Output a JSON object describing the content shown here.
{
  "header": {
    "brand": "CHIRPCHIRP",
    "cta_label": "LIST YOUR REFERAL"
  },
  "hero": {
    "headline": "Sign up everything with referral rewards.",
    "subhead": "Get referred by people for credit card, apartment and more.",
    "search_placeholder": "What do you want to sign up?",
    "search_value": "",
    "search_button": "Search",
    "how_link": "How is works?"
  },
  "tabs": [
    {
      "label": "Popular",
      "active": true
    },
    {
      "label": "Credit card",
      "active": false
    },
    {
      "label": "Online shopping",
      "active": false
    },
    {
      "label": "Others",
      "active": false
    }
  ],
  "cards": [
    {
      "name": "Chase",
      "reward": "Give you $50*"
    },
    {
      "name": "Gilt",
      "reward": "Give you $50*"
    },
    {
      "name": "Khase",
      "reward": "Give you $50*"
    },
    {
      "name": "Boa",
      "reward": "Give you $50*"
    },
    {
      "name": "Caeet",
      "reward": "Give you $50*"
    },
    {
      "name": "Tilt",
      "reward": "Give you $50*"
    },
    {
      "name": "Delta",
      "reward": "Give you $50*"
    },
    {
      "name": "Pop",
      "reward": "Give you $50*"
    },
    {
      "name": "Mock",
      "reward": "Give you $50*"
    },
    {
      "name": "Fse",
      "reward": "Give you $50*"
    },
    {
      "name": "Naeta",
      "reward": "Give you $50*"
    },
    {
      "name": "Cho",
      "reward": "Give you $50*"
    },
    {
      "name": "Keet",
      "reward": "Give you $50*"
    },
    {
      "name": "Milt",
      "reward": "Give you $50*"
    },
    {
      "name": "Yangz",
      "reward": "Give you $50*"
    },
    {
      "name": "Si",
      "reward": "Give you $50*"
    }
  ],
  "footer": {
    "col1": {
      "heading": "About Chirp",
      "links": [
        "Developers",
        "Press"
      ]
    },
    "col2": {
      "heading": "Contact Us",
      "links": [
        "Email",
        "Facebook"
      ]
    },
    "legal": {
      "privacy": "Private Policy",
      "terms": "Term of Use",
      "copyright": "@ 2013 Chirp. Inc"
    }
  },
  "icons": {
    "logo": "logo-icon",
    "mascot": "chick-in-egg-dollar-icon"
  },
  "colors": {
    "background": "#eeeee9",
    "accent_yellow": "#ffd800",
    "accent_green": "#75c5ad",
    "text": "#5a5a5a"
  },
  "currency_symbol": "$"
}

---*---

What is being asked - The whole listing above needs to be written out again exactly.

Result of the task -
Output a JSON object describing the content shown here.
{
  "header": {
    "brand": "CHIRPCHIRP",
    "cta_label": "LIST YOUR REFERAL"
  },
  "hero": {
    "headline": "Sign up everything with referral rewards.",
    "subhead": "Get referred by people for credit card, apartment and more.",
    "search_placeholder": "What do you want to sign up?",
    "search_value": "",
    "search_button": "Search",
    "how_link": "How is works?"
  },
  "tabs": [
    {
      "label": "Popular",
      "active": true
    },
    {
      "label": "Credit card",
      "active": false
    },
    {
      "label": "Online shopping",
      "active": false
    },
    {
      "label": "Others",
      "active": false
    }
  ],
  "cards": [
    {
      "name": "Chase",
      "reward": "Give you $50*"
    },
    {
      "name": "Gilt",
      "reward": "Give you $50*"
    },
    {
      "name": "Khase",
      "reward": "Give you $50*"
    },
    {
      "name": "Boa",
      "reward": "Give you $50*"
    },
    {
      "name": "Caeet",
      "reward": "Give you $50*"
    },
    {
      "name": "Tilt",
      "reward": "Give you $50*"
    },
    {
      "name": "Delta",
      "reward": "Give you $50*"
    },
    {
      "name": "Pop",
      "reward": "Give you $50*"
    },
    {
      "name": "Mock",
      "reward": "Give you $50*"
    },
    {
      "name": "Fse",
      "reward": "Give you $50*"
    },
    {
      "name": "Naeta",
      "reward": "Give you $50*"
    },
    {
      "name": "Cho",
      "reward": "Give you $50*"
    },
    {
      "name": "Keet",
      "reward": "Give you $50*"
    },
    {
      "name": "Milt",
      "reward": "Give you $50*"
    },
    {
      "name": "Yangz",
      "reward": "Give you $50*"
    },
    {
      "name": "Si",
      "reward": "Give you $50*"
    }
  ],
  "footer": {
    "col1": {
      "heading": "About Chirp",
      "links": [
        "Developers",
        "Press"
      ]
    },
    "col2": {
      "heading": "Contact Us",
      "links": [
        "Email",
        "Facebook"
      ]
    },
    "legal": {
      "privacy": "Private Policy",
      "terms": "Term of Use",
      "copyright": "@ 2013 Chirp. Inc"
    }
  },
  "icons": {
    "logo": "logo-icon",
    "mascot": "chick-in-egg-dollar-icon"
  },
  "colors": {
    "background": "#eeeee9",
    "accent_yellow": "#ffd800",
    "accent_green": "#75c5ad",
    "text": "#5a5a5a"
  },
  "currency_symbol": "$"
}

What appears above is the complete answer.